__EXERCISE INPUTS__:
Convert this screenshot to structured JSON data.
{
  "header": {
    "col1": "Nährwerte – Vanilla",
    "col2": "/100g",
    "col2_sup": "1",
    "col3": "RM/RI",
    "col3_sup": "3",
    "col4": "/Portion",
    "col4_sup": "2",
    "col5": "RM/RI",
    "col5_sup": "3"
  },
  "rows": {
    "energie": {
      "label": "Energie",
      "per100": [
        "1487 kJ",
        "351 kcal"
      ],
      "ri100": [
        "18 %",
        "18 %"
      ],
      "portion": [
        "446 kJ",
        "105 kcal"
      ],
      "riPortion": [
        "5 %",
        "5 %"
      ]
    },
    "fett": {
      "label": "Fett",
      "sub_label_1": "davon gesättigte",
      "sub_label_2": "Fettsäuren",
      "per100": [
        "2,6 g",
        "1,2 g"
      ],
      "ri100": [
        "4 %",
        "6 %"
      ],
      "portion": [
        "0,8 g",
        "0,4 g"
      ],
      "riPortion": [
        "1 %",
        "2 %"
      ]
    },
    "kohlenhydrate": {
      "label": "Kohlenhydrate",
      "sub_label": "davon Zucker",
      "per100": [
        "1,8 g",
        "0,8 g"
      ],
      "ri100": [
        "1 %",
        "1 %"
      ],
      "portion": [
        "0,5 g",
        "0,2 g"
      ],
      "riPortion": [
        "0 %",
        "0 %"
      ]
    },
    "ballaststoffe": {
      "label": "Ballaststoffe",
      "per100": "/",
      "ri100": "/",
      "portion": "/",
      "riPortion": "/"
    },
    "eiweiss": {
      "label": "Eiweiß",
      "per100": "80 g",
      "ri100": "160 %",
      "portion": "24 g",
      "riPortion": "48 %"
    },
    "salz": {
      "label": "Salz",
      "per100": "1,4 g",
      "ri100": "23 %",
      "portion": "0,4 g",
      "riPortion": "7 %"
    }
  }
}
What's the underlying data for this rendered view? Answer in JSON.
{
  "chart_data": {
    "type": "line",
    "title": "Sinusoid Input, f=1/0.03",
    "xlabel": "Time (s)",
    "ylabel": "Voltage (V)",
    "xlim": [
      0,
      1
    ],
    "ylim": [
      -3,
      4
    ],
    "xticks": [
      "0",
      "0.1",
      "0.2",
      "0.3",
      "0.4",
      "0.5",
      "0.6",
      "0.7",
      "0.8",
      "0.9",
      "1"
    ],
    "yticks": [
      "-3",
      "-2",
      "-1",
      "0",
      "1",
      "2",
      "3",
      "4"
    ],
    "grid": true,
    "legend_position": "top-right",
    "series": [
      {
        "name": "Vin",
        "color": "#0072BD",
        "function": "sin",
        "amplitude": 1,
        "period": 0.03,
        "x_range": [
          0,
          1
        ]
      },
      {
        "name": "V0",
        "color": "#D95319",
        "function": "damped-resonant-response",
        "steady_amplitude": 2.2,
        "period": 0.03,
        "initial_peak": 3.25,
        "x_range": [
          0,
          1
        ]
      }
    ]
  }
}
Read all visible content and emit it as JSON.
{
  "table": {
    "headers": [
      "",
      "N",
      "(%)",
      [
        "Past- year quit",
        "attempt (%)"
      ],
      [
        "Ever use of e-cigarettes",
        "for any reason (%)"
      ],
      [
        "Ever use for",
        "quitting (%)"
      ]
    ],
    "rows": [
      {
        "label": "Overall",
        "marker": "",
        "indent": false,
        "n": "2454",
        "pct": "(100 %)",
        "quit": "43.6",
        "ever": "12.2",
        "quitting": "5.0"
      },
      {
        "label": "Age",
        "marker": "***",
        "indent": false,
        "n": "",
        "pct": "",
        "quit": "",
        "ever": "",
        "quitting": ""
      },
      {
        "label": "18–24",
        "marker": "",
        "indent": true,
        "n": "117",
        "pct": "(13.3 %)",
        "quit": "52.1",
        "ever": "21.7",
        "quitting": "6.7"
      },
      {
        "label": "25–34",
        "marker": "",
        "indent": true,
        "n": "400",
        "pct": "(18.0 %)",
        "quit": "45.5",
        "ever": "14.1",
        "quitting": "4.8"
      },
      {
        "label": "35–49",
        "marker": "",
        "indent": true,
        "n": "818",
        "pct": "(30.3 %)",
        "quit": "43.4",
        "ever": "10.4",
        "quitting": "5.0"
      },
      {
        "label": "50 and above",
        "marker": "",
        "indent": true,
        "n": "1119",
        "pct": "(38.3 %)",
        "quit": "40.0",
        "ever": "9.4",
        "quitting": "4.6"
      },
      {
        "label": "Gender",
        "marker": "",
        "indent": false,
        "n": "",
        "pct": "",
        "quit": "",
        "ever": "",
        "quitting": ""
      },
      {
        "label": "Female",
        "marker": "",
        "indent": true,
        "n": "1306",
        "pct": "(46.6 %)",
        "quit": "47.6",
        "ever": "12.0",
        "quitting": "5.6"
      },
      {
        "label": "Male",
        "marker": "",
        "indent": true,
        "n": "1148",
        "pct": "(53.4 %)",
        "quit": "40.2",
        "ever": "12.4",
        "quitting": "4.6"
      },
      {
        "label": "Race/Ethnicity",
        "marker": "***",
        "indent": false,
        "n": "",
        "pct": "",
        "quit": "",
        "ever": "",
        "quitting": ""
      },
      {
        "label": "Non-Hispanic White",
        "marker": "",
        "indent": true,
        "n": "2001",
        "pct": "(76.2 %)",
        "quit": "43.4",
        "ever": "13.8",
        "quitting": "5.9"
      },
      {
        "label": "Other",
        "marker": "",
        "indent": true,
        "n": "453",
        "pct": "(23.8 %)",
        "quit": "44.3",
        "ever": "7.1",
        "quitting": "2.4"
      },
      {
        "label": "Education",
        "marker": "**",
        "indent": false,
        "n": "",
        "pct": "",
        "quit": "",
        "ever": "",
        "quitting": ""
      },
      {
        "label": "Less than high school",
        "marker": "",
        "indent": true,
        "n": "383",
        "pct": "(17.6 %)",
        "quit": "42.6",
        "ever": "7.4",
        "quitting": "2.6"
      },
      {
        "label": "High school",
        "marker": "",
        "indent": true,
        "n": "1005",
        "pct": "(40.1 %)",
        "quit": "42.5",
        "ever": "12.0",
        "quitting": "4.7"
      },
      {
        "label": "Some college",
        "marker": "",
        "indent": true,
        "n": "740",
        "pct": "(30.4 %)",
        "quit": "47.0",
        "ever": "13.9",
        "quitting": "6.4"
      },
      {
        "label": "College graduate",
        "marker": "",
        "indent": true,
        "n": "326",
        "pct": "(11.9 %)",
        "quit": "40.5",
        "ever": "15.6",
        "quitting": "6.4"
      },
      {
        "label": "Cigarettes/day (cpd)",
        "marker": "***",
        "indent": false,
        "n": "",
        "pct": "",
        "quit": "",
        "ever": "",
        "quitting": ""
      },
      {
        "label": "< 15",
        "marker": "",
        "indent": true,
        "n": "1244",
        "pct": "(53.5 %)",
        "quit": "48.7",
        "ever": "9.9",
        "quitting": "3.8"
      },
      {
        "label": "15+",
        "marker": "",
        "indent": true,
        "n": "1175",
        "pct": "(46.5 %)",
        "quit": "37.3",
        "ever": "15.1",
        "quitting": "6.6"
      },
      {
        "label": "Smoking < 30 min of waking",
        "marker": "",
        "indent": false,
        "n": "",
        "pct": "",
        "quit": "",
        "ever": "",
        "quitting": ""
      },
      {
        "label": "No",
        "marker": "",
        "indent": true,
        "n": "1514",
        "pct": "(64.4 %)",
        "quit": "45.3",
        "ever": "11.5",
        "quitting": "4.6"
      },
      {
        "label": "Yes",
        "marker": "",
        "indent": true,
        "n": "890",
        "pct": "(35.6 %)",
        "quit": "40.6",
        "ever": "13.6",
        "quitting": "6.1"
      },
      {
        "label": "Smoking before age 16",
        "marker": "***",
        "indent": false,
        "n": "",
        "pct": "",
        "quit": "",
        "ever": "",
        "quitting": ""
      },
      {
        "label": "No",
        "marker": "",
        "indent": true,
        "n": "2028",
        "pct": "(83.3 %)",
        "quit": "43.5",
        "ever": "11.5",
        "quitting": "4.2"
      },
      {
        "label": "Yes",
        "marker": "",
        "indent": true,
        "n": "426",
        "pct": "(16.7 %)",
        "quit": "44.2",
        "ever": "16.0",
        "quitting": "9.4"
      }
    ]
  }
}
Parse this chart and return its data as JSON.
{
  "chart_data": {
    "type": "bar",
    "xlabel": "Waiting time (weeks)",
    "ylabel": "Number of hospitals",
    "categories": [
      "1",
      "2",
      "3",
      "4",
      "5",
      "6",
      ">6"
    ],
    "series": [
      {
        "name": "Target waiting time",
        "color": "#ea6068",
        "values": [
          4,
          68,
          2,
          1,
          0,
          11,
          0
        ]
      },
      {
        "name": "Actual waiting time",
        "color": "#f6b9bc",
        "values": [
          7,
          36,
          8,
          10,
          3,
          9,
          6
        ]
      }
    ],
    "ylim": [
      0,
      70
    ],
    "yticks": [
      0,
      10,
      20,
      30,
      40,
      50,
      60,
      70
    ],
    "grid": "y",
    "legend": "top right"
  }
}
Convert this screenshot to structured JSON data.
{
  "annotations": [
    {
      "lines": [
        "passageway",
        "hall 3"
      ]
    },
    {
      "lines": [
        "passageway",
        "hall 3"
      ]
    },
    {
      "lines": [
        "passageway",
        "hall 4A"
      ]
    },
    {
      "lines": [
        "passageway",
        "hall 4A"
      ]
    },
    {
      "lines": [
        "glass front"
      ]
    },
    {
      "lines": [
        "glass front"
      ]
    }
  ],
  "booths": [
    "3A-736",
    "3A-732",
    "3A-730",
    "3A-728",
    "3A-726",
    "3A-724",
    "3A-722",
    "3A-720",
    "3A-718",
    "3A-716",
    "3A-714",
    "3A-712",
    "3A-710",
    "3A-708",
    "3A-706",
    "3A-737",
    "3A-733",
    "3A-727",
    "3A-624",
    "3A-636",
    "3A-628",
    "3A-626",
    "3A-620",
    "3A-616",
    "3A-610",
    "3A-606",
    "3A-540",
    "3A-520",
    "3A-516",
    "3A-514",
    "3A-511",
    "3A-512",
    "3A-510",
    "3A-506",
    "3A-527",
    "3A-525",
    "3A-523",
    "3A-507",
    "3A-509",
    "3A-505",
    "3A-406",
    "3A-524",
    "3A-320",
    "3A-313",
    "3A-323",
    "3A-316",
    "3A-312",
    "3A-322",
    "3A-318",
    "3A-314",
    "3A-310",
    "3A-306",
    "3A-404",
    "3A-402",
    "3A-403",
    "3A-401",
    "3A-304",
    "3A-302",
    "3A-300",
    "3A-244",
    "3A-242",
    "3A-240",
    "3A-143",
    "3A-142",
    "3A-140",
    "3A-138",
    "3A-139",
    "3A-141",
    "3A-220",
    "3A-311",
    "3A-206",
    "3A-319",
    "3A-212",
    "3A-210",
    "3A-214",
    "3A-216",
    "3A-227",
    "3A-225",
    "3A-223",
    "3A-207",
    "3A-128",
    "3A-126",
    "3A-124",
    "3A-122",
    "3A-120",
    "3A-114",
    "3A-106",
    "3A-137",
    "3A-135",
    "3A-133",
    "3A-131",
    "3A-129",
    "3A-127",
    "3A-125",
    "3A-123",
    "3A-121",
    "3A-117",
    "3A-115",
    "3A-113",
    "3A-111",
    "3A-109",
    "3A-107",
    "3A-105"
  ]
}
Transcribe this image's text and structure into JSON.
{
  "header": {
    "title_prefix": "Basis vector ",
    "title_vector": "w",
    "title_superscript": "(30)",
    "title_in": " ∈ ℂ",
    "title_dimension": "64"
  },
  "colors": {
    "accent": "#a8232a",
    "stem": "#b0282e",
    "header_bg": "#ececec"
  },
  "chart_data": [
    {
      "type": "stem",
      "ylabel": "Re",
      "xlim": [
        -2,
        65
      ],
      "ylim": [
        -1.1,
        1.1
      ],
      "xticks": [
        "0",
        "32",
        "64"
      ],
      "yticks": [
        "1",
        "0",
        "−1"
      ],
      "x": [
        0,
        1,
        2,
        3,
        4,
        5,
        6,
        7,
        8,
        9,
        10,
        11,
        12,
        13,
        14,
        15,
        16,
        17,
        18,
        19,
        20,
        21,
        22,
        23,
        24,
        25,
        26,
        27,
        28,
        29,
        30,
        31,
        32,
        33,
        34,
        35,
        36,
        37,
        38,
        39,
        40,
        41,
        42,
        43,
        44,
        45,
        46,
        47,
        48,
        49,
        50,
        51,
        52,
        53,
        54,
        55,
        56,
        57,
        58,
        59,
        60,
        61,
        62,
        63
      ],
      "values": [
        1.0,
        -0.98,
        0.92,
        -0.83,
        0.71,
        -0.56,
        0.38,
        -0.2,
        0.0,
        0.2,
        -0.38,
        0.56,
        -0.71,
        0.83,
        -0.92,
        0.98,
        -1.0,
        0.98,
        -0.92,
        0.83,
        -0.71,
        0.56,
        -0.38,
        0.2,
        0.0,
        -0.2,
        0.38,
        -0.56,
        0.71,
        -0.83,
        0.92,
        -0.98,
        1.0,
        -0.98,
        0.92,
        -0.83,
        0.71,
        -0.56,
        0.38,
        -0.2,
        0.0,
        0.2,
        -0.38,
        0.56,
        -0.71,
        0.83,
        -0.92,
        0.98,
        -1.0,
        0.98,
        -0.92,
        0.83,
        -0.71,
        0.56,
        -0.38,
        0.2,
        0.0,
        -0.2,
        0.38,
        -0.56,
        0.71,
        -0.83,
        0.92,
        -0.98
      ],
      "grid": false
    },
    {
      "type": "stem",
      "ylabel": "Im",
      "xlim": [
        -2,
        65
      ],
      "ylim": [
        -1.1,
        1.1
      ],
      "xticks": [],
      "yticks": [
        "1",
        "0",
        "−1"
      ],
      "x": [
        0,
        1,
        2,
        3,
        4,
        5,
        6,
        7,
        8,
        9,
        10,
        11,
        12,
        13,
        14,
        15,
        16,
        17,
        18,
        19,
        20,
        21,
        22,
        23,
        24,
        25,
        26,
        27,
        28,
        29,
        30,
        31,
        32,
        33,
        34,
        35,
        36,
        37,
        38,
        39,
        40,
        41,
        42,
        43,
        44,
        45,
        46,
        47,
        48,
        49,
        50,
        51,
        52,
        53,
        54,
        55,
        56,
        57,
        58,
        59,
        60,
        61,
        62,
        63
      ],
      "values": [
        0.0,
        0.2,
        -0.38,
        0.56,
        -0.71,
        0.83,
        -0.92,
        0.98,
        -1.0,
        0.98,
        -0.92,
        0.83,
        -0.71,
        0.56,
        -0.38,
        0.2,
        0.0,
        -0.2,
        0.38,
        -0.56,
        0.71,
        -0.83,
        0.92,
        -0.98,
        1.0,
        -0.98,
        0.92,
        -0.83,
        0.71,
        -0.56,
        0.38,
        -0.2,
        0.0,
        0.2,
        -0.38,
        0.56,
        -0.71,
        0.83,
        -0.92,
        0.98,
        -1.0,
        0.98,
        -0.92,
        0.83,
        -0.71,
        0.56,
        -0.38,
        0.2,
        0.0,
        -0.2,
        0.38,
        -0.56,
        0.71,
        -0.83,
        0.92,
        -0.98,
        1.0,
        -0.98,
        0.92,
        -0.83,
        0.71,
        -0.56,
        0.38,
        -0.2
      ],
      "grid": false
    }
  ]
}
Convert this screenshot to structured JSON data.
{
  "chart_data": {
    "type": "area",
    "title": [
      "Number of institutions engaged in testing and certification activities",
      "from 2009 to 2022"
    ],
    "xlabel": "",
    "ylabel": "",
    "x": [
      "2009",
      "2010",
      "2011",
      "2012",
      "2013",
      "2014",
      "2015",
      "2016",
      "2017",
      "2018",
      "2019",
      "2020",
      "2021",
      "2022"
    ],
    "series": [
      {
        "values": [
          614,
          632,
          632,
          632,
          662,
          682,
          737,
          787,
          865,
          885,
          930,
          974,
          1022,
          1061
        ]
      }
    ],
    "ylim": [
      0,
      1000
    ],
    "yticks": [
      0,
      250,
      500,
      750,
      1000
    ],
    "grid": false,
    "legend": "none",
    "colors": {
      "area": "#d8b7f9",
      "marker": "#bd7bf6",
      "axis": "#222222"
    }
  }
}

__EXERCISE__: Count up the lines in the listing that hold the word "right", and give that number only.

__SOLUTION__: 2